Structured figure records
* start *

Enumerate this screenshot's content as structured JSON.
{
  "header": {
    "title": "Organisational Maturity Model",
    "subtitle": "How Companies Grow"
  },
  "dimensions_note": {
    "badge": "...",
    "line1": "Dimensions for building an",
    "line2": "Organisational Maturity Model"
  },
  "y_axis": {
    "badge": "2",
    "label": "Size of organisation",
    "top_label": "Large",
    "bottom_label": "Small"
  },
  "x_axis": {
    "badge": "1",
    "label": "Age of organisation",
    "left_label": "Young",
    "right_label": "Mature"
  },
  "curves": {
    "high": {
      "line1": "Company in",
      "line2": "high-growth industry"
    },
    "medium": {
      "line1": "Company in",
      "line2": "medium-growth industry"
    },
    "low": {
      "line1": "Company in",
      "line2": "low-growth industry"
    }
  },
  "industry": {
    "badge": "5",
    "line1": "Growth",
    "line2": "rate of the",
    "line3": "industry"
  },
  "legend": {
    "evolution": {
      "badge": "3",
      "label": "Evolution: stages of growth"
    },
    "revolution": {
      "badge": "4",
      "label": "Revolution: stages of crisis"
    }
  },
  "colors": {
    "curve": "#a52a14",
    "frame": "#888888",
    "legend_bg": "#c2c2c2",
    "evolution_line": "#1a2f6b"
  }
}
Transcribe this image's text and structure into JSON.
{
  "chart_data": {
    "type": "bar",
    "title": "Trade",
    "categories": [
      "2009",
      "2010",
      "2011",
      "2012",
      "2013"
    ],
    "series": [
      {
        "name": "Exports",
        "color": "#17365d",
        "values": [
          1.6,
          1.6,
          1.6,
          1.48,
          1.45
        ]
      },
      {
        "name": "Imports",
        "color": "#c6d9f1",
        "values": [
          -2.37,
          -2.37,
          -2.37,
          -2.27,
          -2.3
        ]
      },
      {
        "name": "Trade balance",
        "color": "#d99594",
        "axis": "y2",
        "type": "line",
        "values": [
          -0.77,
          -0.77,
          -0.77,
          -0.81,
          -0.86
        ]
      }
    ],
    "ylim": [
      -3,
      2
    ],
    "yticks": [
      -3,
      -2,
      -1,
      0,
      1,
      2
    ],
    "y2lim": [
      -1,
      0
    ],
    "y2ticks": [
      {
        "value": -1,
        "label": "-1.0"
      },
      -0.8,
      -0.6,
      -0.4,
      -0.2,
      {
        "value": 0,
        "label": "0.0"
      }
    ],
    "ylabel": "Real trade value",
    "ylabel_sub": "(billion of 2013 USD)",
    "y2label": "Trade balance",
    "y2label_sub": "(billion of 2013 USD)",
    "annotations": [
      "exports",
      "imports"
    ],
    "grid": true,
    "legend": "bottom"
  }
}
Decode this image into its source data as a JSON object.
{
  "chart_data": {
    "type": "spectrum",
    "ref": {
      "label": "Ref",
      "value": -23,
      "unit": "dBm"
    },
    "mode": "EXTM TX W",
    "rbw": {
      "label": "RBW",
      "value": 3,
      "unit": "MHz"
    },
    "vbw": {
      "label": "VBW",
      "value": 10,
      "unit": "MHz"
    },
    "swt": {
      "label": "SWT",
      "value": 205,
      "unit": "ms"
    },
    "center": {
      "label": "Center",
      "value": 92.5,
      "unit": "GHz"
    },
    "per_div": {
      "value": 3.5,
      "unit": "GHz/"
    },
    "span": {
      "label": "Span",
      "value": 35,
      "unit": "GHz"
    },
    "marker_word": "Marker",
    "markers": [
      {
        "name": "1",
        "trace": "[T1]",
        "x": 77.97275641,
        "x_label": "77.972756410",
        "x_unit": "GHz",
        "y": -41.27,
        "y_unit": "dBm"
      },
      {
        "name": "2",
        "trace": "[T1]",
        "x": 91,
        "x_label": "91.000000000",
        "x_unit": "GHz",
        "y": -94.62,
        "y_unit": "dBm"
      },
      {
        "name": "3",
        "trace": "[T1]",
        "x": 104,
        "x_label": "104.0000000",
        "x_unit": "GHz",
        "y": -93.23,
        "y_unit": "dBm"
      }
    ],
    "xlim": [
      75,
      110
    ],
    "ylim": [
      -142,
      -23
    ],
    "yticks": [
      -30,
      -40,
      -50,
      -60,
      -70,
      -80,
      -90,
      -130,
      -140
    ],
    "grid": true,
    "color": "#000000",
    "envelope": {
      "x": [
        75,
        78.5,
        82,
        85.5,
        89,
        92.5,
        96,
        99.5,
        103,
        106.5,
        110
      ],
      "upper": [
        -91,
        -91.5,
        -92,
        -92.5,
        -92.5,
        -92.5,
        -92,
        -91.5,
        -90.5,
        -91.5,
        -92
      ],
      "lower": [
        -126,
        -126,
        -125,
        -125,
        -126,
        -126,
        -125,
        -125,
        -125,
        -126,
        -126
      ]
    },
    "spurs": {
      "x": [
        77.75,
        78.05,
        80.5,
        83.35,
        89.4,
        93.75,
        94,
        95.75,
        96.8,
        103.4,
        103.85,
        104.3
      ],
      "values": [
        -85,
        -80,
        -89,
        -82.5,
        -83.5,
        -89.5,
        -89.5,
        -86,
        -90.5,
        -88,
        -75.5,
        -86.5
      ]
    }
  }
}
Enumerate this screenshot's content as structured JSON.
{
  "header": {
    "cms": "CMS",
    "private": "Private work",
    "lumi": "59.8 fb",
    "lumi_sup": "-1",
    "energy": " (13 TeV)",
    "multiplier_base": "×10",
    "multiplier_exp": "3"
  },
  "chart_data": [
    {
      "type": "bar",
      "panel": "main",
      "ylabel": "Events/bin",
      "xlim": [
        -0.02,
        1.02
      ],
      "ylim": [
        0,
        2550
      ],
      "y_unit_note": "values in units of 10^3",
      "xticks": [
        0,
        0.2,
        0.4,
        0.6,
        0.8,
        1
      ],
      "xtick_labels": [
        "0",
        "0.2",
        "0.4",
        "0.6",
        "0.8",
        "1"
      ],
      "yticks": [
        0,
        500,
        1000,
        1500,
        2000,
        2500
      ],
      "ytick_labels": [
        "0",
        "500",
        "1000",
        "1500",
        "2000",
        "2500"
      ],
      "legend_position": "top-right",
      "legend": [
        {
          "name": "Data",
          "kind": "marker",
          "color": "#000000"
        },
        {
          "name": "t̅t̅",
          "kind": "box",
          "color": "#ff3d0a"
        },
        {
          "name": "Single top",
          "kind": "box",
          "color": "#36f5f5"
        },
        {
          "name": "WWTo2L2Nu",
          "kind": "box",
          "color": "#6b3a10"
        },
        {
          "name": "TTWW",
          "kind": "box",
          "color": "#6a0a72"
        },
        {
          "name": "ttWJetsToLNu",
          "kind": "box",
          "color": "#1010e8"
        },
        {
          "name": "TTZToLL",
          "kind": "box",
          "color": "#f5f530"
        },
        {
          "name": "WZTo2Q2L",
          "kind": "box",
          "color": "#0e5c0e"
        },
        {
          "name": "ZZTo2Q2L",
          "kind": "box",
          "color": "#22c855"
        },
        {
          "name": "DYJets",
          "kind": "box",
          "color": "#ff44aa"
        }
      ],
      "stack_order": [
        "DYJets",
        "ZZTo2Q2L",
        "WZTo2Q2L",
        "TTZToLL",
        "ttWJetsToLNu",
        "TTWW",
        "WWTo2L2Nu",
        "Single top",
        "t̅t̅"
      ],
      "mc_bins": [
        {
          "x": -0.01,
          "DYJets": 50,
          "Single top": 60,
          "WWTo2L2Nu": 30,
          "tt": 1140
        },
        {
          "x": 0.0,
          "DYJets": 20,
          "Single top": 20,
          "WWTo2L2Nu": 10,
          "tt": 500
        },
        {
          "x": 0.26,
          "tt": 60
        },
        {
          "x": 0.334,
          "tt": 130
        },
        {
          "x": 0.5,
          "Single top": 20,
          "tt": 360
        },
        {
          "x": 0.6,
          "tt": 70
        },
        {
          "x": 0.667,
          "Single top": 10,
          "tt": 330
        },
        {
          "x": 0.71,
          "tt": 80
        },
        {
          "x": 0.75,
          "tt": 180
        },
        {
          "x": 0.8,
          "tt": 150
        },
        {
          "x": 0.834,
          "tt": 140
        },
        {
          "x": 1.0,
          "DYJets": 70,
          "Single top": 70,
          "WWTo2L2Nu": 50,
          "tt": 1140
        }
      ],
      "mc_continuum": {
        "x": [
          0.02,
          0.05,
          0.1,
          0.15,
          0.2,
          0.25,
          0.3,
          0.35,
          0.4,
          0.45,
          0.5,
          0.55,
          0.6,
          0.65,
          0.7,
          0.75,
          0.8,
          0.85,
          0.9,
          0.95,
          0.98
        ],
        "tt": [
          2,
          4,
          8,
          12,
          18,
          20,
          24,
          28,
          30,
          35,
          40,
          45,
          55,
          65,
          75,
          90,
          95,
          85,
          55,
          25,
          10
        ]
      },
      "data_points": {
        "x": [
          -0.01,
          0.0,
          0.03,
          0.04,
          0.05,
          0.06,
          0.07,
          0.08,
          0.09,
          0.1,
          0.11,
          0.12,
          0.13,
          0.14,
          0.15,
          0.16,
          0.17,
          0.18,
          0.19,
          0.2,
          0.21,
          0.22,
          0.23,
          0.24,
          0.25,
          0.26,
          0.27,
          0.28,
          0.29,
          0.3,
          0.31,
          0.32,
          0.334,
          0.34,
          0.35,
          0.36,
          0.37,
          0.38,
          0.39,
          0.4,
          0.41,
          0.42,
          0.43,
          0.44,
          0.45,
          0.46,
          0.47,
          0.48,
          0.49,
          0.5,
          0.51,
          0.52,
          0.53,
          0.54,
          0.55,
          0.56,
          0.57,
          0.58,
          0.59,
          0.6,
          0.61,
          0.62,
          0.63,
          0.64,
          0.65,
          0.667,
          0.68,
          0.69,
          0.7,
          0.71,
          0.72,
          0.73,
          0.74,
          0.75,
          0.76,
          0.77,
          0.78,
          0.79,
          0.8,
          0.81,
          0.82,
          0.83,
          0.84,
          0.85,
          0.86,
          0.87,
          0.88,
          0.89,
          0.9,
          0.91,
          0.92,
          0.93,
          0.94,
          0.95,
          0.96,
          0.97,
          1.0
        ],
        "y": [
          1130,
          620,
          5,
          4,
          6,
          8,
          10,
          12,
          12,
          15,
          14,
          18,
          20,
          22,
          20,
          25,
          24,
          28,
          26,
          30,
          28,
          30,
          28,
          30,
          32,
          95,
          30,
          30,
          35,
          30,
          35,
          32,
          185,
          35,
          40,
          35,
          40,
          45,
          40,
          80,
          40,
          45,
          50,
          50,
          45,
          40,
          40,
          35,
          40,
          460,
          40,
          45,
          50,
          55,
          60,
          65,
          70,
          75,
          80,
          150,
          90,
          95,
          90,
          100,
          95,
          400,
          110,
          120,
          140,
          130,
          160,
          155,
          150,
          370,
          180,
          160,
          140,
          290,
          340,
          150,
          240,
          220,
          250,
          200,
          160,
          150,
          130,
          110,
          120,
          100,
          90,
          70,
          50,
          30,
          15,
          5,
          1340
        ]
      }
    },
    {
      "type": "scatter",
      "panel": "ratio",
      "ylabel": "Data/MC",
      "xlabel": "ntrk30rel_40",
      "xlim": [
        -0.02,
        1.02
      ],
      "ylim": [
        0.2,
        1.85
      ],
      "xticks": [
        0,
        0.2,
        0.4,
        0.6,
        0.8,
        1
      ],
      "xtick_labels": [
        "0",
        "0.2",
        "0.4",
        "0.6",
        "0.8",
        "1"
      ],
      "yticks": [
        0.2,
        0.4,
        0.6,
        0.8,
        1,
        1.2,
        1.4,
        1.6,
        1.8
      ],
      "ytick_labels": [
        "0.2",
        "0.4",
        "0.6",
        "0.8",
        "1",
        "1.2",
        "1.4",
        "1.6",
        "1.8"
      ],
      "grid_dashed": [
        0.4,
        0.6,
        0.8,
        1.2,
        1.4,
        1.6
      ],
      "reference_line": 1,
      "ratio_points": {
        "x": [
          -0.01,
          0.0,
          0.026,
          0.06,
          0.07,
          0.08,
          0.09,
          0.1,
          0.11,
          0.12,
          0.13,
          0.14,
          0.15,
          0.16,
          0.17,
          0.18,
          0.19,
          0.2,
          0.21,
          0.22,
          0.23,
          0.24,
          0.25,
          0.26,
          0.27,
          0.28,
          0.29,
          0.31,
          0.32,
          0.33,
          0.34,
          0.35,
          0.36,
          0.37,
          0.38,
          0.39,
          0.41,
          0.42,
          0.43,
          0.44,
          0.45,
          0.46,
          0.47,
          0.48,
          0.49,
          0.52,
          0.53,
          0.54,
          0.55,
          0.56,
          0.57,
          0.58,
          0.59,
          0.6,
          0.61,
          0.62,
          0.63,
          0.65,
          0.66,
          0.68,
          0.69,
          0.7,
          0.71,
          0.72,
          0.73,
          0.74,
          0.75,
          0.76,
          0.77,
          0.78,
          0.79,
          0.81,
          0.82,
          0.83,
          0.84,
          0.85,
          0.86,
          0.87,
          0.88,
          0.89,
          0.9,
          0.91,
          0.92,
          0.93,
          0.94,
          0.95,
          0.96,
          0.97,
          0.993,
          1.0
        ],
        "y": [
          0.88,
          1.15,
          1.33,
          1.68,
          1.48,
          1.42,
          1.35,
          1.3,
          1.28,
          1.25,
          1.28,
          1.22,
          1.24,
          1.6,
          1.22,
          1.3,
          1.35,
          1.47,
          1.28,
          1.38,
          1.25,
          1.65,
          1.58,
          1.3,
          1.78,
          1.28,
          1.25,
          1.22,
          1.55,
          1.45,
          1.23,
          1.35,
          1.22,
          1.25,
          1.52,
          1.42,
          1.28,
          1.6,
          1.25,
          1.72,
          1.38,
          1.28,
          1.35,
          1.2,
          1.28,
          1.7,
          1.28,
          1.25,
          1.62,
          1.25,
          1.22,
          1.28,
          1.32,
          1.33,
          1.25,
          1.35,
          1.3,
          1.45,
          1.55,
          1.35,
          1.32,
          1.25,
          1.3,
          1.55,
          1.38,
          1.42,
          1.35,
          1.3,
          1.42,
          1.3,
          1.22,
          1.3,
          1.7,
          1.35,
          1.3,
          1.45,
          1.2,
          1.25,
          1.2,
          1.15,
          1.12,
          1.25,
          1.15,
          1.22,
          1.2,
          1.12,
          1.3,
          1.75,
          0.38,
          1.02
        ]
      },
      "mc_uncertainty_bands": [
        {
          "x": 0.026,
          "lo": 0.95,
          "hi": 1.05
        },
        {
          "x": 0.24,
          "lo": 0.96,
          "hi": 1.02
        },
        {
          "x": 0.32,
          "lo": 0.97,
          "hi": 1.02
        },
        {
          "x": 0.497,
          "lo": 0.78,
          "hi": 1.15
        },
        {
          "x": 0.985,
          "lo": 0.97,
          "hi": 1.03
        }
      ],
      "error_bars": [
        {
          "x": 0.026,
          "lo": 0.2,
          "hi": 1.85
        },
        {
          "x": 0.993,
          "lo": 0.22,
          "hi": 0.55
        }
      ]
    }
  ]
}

* end *

**WHAT IS EXPECTED**
Count every line bearing the word "JSON"; report the total only.

**ANSWER TO THIS PROBLEM**
4